= WHAT THE TASK REQUIRES =
Go through the listing beneath this task and return every line that carries the string "name".

————————

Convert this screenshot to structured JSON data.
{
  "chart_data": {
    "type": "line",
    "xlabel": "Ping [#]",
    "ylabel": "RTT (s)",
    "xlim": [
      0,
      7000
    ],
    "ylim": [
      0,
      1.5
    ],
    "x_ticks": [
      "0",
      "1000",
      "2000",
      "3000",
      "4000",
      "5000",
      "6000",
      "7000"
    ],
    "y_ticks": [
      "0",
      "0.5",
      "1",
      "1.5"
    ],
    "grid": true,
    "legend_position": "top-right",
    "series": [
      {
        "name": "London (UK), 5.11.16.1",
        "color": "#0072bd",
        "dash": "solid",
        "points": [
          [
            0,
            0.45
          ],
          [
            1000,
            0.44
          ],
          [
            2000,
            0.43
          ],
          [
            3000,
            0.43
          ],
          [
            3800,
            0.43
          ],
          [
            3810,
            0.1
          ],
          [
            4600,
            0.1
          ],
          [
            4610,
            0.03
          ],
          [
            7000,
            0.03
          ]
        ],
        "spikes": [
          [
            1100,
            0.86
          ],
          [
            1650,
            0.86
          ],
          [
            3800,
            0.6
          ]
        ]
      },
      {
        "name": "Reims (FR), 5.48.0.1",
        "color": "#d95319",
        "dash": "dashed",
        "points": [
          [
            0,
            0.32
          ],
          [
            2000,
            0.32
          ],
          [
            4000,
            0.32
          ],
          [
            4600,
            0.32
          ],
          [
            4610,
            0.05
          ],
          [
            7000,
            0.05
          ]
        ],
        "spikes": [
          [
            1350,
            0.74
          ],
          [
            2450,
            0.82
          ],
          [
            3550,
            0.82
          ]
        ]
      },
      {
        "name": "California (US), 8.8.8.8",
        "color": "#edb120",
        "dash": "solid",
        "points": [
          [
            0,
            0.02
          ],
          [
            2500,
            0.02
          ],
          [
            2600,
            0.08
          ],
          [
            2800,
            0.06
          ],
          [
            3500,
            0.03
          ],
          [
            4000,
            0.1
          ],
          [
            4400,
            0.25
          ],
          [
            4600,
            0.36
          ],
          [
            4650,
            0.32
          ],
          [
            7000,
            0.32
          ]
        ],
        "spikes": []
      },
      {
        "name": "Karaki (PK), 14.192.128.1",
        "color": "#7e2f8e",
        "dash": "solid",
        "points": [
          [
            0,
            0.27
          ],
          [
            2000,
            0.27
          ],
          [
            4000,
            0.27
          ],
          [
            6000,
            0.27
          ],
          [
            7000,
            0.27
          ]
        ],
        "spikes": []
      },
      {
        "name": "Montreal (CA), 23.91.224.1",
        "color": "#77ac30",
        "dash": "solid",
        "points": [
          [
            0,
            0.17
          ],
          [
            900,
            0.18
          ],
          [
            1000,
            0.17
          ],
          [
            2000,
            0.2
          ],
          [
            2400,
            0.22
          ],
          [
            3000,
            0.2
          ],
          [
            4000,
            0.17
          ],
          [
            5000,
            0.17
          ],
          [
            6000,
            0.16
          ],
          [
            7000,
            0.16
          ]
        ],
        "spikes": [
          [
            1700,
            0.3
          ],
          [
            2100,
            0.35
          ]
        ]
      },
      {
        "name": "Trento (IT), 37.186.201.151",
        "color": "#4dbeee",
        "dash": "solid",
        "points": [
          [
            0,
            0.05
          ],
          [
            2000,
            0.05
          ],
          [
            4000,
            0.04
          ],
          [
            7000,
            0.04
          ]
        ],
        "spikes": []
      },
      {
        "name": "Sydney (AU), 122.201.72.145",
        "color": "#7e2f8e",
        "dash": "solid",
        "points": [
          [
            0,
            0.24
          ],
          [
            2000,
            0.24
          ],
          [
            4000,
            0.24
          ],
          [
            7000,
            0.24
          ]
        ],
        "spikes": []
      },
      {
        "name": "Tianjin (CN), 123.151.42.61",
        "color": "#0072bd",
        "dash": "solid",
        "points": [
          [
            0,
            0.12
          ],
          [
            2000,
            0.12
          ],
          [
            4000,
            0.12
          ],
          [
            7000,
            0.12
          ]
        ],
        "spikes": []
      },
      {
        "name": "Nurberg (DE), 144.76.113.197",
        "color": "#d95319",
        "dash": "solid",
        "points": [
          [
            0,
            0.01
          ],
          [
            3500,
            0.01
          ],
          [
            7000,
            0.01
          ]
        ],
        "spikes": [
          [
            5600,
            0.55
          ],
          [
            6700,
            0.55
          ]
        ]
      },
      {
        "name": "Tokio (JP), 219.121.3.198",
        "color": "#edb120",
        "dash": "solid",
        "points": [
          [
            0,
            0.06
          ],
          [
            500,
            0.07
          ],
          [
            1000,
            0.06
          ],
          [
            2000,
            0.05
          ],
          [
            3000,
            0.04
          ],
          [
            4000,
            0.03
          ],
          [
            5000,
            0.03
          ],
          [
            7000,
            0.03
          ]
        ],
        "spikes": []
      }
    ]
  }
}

————————

= WRITTEN REPLY =
        "name": "London (UK), 5.11.16.1",
        "name": "Reims (FR), 5.48.0.1",
        "name": "California (US), 8.8.8.8",
        "name": "Karaki (PK), 14.192.128.1",
        "name": "Montreal (CA), 23.91.224.1",
        "name": "Trento (IT), 37.186.201.151",
        "name": "Sydney (AU), 122.201.72.145",
        "name": "Tianjin (CN), 123.151.42.61",
        "name": "Nurberg (DE), 144.76.113.197",
        "name": "Tokio (JP), 219.121.3.198",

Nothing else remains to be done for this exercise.